Figure record extracts:
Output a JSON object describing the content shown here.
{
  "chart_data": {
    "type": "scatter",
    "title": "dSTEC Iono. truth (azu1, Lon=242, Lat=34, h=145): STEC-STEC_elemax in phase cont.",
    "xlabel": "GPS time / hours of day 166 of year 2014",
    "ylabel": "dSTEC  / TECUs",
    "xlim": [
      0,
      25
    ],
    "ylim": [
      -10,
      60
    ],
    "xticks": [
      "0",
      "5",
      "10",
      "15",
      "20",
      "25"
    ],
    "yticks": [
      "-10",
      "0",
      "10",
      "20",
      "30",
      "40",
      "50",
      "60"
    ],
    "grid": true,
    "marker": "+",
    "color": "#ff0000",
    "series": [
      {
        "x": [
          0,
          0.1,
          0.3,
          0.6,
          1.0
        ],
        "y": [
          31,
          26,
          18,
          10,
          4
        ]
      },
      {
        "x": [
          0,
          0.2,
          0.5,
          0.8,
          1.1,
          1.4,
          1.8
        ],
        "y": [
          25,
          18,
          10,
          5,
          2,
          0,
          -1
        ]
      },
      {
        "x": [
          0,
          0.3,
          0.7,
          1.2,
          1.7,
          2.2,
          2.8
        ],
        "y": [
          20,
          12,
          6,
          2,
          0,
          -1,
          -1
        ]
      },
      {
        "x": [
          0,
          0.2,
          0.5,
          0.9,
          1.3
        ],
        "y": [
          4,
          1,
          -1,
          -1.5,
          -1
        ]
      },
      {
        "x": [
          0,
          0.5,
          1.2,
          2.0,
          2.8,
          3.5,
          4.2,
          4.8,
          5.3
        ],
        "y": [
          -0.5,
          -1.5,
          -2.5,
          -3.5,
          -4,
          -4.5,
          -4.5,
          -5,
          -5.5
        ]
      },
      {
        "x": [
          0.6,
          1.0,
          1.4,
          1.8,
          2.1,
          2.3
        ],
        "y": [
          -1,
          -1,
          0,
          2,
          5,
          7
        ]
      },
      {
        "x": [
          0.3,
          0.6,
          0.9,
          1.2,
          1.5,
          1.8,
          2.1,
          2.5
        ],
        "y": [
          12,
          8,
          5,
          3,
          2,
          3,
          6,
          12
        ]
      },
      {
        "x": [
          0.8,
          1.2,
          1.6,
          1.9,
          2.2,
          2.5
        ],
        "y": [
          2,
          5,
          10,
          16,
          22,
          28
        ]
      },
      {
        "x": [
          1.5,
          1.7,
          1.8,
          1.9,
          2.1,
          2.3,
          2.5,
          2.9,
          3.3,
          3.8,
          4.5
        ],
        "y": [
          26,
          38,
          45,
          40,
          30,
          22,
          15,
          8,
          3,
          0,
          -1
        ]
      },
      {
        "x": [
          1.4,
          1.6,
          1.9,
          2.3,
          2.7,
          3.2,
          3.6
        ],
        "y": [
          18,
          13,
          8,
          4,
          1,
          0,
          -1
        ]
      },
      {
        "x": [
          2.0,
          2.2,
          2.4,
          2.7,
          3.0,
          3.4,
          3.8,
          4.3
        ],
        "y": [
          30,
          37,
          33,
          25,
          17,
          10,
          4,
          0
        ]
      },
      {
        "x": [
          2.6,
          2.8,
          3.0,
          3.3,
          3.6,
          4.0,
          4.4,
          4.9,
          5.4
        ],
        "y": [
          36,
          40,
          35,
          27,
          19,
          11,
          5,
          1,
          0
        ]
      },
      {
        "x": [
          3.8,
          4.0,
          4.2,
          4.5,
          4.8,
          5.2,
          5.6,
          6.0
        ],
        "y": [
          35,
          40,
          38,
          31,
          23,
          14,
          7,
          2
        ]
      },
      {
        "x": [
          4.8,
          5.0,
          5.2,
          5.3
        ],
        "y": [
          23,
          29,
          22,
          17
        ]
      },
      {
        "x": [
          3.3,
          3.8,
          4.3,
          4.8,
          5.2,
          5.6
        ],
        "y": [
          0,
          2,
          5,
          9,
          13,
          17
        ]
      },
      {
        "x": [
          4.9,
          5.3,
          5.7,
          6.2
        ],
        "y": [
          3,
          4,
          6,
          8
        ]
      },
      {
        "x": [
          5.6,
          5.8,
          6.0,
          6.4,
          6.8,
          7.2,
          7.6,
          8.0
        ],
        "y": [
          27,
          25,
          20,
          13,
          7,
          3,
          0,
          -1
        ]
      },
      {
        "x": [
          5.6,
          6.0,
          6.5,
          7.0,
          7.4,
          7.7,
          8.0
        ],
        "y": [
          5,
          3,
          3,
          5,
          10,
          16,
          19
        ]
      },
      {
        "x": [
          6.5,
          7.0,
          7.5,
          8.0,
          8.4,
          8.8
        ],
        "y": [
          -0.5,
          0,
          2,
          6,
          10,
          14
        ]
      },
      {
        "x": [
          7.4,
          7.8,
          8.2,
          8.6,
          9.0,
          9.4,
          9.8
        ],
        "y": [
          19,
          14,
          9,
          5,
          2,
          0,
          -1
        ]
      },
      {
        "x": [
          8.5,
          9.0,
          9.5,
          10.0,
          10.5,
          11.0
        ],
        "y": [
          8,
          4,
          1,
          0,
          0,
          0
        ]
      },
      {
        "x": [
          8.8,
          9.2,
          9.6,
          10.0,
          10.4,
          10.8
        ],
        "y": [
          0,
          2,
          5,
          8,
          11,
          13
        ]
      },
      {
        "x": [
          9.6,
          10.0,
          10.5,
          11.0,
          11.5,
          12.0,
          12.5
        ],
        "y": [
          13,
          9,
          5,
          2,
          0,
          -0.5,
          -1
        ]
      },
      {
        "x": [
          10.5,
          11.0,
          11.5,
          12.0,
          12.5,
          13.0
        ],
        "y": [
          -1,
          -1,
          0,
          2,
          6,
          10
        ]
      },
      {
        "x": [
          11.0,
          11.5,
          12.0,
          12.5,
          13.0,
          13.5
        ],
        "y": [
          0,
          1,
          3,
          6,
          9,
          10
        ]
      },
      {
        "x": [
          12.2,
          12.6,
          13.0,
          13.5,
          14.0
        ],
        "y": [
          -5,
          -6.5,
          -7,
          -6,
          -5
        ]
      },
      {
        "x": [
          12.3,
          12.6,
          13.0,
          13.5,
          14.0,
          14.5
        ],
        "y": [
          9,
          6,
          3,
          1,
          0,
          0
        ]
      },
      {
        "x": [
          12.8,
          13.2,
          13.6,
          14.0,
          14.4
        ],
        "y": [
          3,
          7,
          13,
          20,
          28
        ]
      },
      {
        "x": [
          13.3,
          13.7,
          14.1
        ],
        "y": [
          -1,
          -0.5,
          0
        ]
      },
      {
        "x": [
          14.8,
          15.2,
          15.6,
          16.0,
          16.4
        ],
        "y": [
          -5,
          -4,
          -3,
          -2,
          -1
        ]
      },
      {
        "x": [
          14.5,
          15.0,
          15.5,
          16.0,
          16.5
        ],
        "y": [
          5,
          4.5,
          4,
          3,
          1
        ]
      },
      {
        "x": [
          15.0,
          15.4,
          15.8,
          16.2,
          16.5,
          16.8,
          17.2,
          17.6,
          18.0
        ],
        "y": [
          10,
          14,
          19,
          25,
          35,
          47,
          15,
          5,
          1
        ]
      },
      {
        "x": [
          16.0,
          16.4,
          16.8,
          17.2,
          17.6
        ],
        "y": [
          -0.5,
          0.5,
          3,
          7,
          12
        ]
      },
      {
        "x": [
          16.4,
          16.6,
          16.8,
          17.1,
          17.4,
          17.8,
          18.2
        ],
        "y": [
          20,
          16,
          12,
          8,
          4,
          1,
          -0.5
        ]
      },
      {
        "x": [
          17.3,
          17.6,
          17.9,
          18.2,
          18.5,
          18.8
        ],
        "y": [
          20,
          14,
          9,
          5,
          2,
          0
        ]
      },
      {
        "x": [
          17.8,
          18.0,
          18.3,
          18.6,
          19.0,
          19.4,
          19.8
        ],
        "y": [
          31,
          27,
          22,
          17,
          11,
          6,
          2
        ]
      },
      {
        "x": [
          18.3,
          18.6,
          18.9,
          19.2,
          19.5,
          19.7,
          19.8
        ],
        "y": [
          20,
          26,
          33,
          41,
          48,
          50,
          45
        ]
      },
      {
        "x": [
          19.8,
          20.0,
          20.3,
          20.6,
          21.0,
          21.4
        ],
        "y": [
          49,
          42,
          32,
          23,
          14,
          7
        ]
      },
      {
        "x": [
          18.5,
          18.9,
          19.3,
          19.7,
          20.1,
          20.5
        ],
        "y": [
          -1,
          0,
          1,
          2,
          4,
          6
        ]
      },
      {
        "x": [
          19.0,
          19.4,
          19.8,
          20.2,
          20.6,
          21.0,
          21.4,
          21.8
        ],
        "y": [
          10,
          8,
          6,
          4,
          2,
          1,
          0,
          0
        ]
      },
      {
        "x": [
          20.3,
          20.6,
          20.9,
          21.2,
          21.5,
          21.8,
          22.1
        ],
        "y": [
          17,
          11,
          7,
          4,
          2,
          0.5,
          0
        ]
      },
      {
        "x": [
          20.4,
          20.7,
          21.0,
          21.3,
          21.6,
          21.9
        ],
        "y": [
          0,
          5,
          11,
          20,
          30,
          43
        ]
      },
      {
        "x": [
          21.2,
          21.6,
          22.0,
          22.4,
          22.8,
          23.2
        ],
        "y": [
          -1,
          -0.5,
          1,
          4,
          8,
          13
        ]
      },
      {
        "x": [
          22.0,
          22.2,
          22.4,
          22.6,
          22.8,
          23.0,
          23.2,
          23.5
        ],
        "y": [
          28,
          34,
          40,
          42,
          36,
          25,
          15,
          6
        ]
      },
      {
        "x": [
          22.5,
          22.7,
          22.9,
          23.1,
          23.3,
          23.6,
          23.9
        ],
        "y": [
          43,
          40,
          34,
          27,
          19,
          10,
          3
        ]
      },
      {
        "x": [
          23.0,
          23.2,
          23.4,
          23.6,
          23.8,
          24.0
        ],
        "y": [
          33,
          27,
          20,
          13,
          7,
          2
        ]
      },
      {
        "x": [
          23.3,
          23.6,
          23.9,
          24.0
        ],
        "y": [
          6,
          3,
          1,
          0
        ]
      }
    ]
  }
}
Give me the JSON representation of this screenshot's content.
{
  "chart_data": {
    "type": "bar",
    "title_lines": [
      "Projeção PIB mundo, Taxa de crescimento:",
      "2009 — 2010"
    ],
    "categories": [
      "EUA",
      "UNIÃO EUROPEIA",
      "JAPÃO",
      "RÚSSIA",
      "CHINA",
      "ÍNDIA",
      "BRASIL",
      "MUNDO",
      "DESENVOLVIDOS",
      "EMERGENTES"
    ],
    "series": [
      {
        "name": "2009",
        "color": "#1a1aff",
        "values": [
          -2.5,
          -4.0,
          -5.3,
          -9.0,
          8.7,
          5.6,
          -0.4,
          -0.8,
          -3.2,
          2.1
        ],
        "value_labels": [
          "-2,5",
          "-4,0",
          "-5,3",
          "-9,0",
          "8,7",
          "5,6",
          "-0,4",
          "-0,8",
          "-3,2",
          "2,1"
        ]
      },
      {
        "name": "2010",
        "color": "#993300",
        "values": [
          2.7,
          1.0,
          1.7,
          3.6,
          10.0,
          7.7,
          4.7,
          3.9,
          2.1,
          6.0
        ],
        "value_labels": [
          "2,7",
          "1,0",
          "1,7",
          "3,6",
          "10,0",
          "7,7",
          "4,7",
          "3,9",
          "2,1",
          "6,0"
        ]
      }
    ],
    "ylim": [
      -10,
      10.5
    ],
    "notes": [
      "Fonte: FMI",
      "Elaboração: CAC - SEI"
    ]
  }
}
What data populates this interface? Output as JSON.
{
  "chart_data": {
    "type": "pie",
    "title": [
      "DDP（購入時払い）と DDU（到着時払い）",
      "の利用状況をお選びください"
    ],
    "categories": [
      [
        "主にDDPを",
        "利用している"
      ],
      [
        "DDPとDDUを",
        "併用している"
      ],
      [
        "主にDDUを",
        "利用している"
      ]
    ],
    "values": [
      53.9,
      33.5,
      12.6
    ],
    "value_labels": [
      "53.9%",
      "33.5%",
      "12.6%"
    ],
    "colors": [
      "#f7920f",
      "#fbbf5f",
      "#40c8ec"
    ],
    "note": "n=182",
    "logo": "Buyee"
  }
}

▶ **GOAL OF THE EXERCISE**: Please quote nothing but the lines from the line with "What data populates" through the end of the data above, exactly as written, ends included.

▶ **OUTPUT FOR THIS EXERCISE**:
What data populates this interface? Output as JSON.
{
  "chart_data": {
    "type": "pie",
    "title": [
      "DDP（購入時払い）と DDU（到着時払い）",
      "の利用状況をお選びください"
    ],
    "categories": [
      [
        "主にDDPを",
        "利用している"
      ],
      [
        "DDPとDDUを",
        "併用している"
      ],
      [
        "主にDDUを",
        "利用している"
      ]
    ],
    "values": [
      53.9,
      33.5,
      12.6
    ],
    "value_labels": [
      "53.9%",
      "33.5%",
      "12.6%"
    ],
    "colors": [
      "#f7920f",
      "#fbbf5f",
      "#40c8ec"
    ],
    "note": "n=182",
    "logo": "Buyee"
  }
}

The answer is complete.